[WHAT YOU ARE ASKED TO DO]: Copy every record word for word.

——————

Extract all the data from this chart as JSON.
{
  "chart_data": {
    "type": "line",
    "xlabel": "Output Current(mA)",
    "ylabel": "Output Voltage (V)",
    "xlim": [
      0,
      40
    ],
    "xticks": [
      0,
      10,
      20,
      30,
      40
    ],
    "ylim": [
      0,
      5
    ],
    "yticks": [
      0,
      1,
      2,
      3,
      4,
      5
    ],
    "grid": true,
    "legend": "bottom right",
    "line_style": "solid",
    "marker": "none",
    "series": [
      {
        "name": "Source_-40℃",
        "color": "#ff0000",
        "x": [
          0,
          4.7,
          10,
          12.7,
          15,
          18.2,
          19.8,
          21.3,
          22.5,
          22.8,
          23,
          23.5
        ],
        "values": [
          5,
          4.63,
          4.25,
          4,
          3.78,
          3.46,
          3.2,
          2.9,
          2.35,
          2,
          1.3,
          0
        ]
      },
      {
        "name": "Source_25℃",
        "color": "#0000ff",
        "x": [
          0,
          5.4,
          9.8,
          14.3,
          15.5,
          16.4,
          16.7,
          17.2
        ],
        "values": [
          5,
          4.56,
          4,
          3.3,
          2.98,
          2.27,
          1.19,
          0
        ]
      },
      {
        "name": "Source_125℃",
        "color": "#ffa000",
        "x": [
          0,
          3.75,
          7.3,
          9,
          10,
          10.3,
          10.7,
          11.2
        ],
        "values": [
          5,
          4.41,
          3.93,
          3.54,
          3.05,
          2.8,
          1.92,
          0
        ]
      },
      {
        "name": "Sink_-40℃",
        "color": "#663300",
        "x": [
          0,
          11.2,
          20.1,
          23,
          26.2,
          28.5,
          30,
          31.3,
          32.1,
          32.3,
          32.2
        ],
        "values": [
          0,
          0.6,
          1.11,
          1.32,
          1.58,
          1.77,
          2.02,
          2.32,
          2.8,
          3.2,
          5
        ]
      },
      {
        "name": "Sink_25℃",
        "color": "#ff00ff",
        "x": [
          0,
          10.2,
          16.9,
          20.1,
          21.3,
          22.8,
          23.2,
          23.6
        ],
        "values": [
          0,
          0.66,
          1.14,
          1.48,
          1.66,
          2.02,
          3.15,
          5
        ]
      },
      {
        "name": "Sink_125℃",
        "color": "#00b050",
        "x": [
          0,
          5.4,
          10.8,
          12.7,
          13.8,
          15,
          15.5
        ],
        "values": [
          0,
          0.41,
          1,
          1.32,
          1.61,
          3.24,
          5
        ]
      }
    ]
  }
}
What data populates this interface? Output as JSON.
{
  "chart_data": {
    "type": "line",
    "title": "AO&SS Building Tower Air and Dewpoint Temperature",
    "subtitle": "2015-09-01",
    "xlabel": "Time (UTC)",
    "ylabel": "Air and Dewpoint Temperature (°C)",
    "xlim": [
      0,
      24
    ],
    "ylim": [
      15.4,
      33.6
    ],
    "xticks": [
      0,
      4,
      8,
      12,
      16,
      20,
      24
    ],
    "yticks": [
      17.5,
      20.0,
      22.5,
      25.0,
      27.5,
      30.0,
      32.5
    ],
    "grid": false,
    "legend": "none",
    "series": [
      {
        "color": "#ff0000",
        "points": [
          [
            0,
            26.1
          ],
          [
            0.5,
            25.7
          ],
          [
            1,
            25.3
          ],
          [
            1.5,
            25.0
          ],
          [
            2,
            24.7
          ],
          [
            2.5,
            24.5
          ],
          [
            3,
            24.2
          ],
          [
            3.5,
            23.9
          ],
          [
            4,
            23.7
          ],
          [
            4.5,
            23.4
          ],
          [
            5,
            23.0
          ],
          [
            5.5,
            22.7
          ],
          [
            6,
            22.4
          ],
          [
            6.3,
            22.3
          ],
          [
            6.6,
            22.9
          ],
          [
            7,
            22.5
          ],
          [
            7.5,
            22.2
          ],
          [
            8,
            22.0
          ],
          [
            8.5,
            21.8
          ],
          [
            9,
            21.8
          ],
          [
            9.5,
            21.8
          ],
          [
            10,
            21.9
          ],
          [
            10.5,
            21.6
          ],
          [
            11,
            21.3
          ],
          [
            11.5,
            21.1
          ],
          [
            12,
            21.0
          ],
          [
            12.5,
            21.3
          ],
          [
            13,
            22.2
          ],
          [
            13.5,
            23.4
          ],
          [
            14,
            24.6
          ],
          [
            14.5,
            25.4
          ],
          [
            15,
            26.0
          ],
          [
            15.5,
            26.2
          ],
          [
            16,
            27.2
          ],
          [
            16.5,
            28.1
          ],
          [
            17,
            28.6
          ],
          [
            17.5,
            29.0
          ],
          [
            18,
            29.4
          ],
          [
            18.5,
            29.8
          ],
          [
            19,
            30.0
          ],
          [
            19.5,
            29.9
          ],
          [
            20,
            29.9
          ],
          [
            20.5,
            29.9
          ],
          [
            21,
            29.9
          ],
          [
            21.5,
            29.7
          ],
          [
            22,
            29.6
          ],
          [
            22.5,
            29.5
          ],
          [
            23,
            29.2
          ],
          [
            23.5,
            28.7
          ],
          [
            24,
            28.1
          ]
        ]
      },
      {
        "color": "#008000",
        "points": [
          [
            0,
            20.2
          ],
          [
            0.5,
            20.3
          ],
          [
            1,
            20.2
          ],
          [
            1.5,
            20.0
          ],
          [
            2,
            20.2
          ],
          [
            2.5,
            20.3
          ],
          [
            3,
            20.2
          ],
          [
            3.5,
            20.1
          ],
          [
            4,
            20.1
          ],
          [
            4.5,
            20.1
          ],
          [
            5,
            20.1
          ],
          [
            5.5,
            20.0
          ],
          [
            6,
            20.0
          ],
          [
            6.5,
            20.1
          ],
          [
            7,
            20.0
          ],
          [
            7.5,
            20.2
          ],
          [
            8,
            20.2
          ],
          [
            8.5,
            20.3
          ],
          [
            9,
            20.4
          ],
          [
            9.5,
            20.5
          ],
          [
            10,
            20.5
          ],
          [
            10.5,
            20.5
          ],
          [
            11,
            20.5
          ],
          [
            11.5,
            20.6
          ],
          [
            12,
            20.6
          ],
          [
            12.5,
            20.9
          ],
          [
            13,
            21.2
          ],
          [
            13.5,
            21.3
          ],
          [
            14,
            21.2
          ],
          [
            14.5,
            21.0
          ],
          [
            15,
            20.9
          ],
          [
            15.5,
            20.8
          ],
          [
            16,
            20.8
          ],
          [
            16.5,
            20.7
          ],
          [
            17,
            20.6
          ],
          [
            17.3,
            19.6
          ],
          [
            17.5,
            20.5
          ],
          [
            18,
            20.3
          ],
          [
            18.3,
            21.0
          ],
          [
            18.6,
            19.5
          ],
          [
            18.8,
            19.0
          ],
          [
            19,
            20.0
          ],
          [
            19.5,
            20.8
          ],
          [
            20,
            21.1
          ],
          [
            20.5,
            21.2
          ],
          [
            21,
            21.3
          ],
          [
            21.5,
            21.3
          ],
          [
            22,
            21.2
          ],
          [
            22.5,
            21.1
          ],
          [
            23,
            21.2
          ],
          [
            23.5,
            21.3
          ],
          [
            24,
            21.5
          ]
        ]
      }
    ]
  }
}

——————

[PROBLEM SOLUTION]:
Extract all the data from this chart as JSON.
{
  "chart_data": {
    "type": "line",
    "xlabel": "Output Current(mA)",
    "ylabel": "Output Voltage (V)",
    "xlim": [
      0,
      40
    ],
    "xticks": [
      0,
      10,
      20,
      30,
      40
    ],
    "ylim": [
      0,
      5
    ],
    "yticks": [
      0,
      1,
      2,
      3,
      4,
      5
    ],
    "grid": true,
    "legend": "bottom right",
    "line_style": "solid",
    "marker": "none",
    "series": [
      {
        "name": "Source_-40℃",
        "color": "#ff0000",
        "x": [
          0,
          4.7,
          10,
          12.7,
          15,
          18.2,
          19.8,
          21.3,
          22.5,
          22.8,
          23,
          23.5
        ],
        "values": [
          5,
          4.63,
          4.25,
          4,
          3.78,
          3.46,
          3.2,
          2.9,
          2.35,
          2,
          1.3,
          0
        ]
      },
      {
        "name": "Source_25℃",
        "color": "#0000ff",
        "x": [
          0,
          5.4,
          9.8,
          14.3,
          15.5,
          16.4,
          16.7,
          17.2
        ],
        "values": [
          5,
          4.56,
          4,
          3.3,
          2.98,
          2.27,
          1.19,
          0
        ]
      },
      {
        "name": "Source_125℃",
        "color": "#ffa000",
        "x": [
          0,
          3.75,
          7.3,
          9,
          10,
          10.3,
          10.7,
          11.2
        ],
        "values": [
          5,
          4.41,
          3.93,
          3.54,
          3.05,
          2.8,
          1.92,
          0
        ]
      },
      {
        "name": "Sink_-40℃",
        "color": "#663300",
        "x": [
          0,
          11.2,
          20.1,
          23,
          26.2,
          28.5,
          30,
          31.3,
          32.1,
          32.3,
          32.2
        ],
        "values": [
          0,
          0.6,
          1.11,
          1.32,
          1.58,
          1.77,
          2.02,
          2.32,
          2.8,
          3.2,
          5
        ]
      },
      {
        "name": "Sink_25℃",
        "color": "#ff00ff",
        "x": [
          0,
          10.2,
          16.9,
          20.1,
          21.3,
          22.8,
          23.2,
          23.6
        ],
        "values": [
          0,
          0.66,
          1.14,
          1.48,
          1.66,
          2.02,
          3.15,
          5
        ]
      },
      {
        "name": "Sink_125℃",
        "color": "#00b050",
        "x": [
          0,
          5.4,
          10.8,
          12.7,
          13.8,
          15,
          15.5
        ],
        "values": [
          0,
          0.41,
          1,
          1.32,
          1.61,
          3.24,
          5
        ]
      }
    ]
  }
}
What data populates this interface? Output as JSON.
{
  "chart_data": {
    "type": "line",
    "title": "AO&SS Building Tower Air and Dewpoint Temperature",
    "subtitle": "2015-09-01",
    "xlabel": "Time (UTC)",
    "ylabel": "Air and Dewpoint Temperature (°C)",
    "xlim": [
      0,
      24
    ],
    "ylim": [
      15.4,
      33.6
    ],
    "xticks": [
      0,
      4,
      8,
      12,
      16,
      20,
      24
    ],
    "yticks": [
      17.5,
      20.0,
      22.5,
      25.0,
      27.5,
      30.0,
      32.5
    ],
    "grid": false,
    "legend": "none",
    "series": [
      {
        "color": "#ff0000",
        "points": [
          [
            0,
            26.1
          ],
          [
            0.5,
            25.7
          ],
          [
            1,
            25.3
          ],
          [
            1.5,
            25.0
          ],
          [
            2,
            24.7
          ],
          [
            2.5,
            24.5
          ],
          [
            3,
            24.2
          ],
          [
            3.5,
            23.9
          ],
          [
            4,
            23.7
          ],
          [
            4.5,
            23.4
          ],
          [
            5,
            23.0
          ],
          [
            5.5,
            22.7
          ],
          [
            6,
            22.4
          ],
          [
            6.3,
            22.3
          ],
          [
            6.6,
            22.9
          ],
          [
            7,
            22.5
          ],
          [
            7.5,
            22.2
          ],
          [
            8,
            22.0
          ],
          [
            8.5,
            21.8
          ],
          [
            9,
            21.8
          ],
          [
            9.5,
            21.8
          ],
          [
            10,
            21.9
          ],
          [
            10.5,
            21.6
          ],
          [
            11,
            21.3
          ],
          [
            11.5,
            21.1
          ],
          [
            12,
            21.0
          ],
          [
            12.5,
            21.3
          ],
          [
            13,
            22.2
          ],
          [
            13.5,
            23.4
          ],
          [
            14,
            24.6
          ],
          [
            14.5,
            25.4
          ],
          [
            15,
            26.0
          ],
          [
            15.5,
            26.2
          ],
          [
            16,
            27.2
          ],
          [
            16.5,
            28.1
          ],
          [
            17,
            28.6
          ],
          [
            17.5,
            29.0
          ],
          [
            18,
            29.4
          ],
          [
            18.5,
            29.8
          ],
          [
            19,
            30.0
          ],
          [
            19.5,
            29.9
          ],
          [
            20,
            29.9
          ],
          [
            20.5,
            29.9
          ],
          [
            21,
            29.9
          ],
          [
            21.5,
            29.7
          ],
          [
            22,
            29.6
          ],
          [
            22.5,
            29.5
          ],
          [
            23,
            29.2
          ],
          [
            23.5,
            28.7
          ],
          [
            24,
            28.1
          ]
        ]
      },
      {
        "color": "#008000",
        "points": [
          [
            0,
            20.2
          ],
          [
            0.5,
            20.3
          ],
          [
            1,
            20.2
          ],
          [
            1.5,
            20.0
          ],
          [
            2,
            20.2
          ],
          [
            2.5,
            20.3
          ],
          [
            3,
            20.2
          ],
          [
            3.5,
            20.1
          ],
          [
            4,
            20.1
          ],
          [
            4.5,
            20.1
          ],
          [
            5,
            20.1
          ],
          [
            5.5,
            20.0
          ],
          [
            6,
            20.0
          ],
          [
            6.5,
            20.1
          ],
          [
            7,
            20.0
          ],
          [
            7.5,
            20.2
          ],
          [
            8,
            20.2
          ],
          [
            8.5,
            20.3
          ],
          [
            9,
            20.4
          ],
          [
            9.5,
            20.5
          ],
          [
            10,
            20.5
          ],
          [
            10.5,
            20.5
          ],
          [
            11,
            20.5
          ],
          [
            11.5,
            20.6
          ],
          [
            12,
            20.6
          ],
          [
            12.5,
            20.9
          ],
          [
            13,
            21.2
          ],
          [
            13.5,
            21.3
          ],
          [
            14,
            21.2
          ],
          [
            14.5,
            21.0
          ],
          [
            15,
            20.9
          ],
          [
            15.5,
            20.8
          ],
          [
            16,
            20.8
          ],
          [
            16.5,
            20.7
          ],
          [
            17,
            20.6
          ],
          [
            17.3,
            19.6
          ],
          [
            17.5,
            20.5
          ],
          [
            18,
            20.3
          ],
          [
            18.3,
            21.0
          ],
          [
            18.6,
            19.5
          ],
          [
            18.8,
            19.0
          ],
          [
            19,
            20.0
          ],
          [
            19.5,
            20.8
          ],
          [
            20,
            21.1
          ],
          [
            20.5,
            21.2
          ],
          [
            21,
            21.3
          ],
          [
            21.5,
            21.3
          ],
          [
            22,
            21.2
          ],
          [
            22.5,
            21.1
          ],
          [
            23,
            21.2
          ],
          [
            23.5,
            21.3
          ],
          [
            24,
            21.5
          ]
        ]
      }
    ]
  }
}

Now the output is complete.